To do:
Copy all lines in which the word "other" can be found.
— BEGIN —
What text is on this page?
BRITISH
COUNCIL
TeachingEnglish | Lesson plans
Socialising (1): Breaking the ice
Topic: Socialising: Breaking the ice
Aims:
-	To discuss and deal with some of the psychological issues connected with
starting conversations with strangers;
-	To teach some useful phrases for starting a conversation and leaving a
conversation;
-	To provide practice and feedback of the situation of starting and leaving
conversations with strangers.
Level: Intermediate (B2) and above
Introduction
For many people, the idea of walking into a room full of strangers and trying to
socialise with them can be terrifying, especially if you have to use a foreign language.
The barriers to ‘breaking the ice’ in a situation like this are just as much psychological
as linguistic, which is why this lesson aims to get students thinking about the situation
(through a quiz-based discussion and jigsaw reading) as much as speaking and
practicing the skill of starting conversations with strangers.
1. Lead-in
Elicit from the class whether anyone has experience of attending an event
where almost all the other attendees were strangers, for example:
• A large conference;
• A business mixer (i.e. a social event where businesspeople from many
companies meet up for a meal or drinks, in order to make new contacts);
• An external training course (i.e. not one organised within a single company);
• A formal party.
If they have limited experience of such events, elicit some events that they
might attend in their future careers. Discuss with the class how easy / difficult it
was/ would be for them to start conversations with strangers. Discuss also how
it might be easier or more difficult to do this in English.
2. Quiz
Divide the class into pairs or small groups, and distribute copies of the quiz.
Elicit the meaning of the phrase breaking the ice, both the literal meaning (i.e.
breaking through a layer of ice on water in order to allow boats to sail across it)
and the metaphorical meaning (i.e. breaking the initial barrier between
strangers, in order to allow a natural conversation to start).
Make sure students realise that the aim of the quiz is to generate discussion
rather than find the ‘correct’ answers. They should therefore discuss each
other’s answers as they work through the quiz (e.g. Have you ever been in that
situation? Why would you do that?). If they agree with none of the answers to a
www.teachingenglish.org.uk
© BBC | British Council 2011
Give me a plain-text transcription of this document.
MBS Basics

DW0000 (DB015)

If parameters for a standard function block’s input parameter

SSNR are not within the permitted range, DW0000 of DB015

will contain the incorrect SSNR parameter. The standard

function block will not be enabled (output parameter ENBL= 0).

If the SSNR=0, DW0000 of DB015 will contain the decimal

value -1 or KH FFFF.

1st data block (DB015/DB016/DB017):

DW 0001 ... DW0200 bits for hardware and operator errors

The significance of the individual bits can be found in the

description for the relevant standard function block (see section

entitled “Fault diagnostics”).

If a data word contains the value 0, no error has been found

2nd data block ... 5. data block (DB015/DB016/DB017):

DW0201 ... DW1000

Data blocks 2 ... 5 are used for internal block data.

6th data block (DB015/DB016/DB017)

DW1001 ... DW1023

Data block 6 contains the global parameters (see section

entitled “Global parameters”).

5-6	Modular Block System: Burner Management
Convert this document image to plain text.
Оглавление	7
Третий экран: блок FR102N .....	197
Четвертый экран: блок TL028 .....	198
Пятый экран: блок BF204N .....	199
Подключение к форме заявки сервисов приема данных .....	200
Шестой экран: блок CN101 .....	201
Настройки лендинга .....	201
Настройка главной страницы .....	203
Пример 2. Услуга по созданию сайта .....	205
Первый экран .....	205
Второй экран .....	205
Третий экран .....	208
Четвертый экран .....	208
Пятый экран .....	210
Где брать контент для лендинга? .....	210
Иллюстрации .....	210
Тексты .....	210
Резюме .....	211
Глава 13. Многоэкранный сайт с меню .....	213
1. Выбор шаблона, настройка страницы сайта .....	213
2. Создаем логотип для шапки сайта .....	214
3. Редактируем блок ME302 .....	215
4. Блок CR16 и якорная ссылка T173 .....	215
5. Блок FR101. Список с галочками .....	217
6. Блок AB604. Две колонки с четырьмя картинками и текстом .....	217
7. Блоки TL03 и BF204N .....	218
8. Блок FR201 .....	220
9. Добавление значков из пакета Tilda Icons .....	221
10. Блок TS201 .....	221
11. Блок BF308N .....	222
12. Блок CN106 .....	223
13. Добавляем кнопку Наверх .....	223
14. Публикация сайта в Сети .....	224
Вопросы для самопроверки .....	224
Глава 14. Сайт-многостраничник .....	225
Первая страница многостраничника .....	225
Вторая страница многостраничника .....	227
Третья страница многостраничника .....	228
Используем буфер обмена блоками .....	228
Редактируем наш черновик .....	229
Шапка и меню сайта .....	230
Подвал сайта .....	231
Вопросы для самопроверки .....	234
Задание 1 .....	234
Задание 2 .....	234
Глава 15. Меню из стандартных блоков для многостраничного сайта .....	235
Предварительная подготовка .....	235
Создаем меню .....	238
— END —
Response:
where almost all the other attendees were strangers, for example:
other’s answers as they work through the quiz (e.g. Have you ever been in that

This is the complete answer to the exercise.